*Exercise directions*: Gather every line that includes the word "공익신고", please.

*Available records*:
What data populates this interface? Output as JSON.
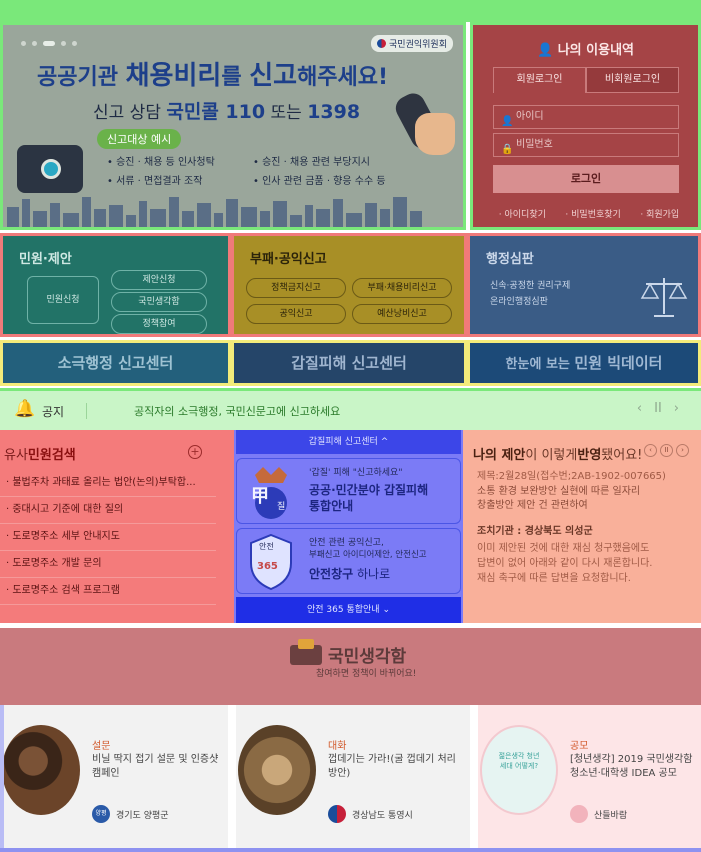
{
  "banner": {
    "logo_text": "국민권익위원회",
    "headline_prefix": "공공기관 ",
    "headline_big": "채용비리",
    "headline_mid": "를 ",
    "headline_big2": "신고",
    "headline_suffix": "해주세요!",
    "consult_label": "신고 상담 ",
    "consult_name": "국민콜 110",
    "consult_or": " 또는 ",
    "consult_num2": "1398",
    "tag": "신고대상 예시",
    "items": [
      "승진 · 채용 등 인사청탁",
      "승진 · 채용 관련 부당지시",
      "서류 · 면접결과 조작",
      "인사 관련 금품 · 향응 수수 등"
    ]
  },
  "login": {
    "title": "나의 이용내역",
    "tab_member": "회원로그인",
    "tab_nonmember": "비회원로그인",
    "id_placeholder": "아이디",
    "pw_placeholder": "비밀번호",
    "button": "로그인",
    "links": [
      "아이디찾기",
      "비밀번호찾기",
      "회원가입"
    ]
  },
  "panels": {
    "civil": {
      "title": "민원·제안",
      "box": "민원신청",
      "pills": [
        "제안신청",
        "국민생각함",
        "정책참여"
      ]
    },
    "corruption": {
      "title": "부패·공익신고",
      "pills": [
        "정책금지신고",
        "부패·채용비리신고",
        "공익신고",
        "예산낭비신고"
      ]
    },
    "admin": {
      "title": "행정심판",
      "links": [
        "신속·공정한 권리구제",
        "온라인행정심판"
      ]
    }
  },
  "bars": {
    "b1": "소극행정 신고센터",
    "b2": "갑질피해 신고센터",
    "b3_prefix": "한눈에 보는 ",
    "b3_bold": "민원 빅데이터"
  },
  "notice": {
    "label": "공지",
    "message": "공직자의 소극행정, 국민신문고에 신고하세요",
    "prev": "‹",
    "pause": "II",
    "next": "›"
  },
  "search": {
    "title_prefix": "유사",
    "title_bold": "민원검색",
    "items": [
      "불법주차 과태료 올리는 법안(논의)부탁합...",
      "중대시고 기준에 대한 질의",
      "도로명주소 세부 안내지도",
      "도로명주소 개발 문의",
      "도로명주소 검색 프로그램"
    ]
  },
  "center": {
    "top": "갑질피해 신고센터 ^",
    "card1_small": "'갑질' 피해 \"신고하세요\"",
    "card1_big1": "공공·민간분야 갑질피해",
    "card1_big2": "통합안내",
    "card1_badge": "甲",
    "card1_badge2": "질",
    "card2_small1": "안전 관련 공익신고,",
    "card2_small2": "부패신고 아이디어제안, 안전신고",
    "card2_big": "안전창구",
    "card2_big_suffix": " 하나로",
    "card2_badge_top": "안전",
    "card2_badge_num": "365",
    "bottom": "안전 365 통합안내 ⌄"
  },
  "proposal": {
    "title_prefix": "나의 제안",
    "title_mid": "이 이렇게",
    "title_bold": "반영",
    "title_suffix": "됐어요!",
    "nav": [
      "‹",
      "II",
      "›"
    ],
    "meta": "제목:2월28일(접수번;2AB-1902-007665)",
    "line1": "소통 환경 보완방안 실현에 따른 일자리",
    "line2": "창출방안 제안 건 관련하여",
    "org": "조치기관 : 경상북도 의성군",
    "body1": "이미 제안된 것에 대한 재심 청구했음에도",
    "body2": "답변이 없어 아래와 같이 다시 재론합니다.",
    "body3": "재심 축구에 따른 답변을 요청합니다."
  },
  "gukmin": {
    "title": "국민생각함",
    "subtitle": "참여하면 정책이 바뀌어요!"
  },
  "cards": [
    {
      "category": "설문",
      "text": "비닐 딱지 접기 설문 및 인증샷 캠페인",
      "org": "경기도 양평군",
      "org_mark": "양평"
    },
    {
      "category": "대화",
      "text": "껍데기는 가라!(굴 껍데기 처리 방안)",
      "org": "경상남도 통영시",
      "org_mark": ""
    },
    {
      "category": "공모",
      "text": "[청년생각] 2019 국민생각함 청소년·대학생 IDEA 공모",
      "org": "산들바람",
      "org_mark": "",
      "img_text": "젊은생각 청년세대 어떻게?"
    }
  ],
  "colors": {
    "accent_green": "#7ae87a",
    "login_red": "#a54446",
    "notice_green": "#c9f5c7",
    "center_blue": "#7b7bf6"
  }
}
--
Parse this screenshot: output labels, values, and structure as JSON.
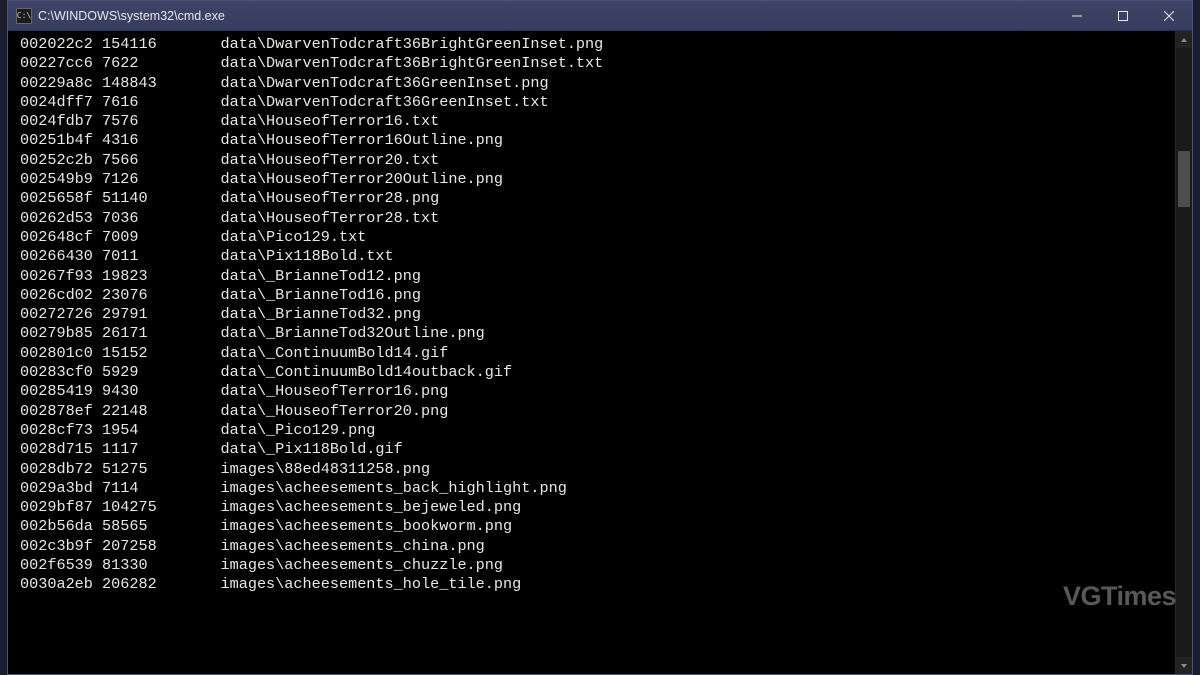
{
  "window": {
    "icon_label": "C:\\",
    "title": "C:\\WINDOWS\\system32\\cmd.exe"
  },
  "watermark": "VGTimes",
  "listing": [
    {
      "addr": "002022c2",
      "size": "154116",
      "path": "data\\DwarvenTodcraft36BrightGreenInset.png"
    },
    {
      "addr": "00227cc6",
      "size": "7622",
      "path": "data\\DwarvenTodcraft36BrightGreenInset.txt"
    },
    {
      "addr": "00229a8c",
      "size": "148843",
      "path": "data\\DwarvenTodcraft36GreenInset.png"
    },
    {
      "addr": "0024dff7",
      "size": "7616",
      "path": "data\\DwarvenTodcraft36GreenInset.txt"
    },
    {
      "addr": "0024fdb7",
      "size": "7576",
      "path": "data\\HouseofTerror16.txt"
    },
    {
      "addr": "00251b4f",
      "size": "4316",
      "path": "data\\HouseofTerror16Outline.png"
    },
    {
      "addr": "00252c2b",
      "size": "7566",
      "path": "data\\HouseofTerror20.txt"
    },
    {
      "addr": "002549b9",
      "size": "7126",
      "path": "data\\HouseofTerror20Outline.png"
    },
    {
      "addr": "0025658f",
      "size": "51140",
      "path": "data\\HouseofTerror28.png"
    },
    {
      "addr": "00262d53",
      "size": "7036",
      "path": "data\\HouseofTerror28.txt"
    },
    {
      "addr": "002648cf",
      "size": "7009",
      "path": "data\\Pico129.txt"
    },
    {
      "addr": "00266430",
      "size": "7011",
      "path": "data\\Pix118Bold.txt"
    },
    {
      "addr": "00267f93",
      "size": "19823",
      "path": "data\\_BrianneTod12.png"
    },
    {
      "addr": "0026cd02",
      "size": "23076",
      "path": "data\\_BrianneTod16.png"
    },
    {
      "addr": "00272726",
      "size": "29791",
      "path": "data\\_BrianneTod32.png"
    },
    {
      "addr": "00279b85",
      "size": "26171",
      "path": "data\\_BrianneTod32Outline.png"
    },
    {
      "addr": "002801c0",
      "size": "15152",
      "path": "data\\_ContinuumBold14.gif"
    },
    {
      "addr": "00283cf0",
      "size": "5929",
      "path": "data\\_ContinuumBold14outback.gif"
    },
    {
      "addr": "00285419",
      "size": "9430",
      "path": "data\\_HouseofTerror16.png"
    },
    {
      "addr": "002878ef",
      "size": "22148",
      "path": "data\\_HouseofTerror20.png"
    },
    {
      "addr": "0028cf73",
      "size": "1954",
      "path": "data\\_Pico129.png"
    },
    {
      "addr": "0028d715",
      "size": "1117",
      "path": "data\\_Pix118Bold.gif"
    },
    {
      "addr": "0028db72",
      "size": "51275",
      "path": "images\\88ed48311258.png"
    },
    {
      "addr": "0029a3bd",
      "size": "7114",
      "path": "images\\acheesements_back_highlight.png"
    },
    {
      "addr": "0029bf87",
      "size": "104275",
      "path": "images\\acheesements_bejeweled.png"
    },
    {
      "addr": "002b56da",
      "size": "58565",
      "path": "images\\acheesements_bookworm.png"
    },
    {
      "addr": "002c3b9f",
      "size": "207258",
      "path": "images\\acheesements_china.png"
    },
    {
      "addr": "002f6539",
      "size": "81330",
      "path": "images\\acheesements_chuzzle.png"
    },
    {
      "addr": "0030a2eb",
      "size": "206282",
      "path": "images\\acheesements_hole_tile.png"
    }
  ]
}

*Solution to the exercise*:
      "title": "부패·공익신고",
        "공익신고",
    "card2_small1": "안전 관련 공익신고,",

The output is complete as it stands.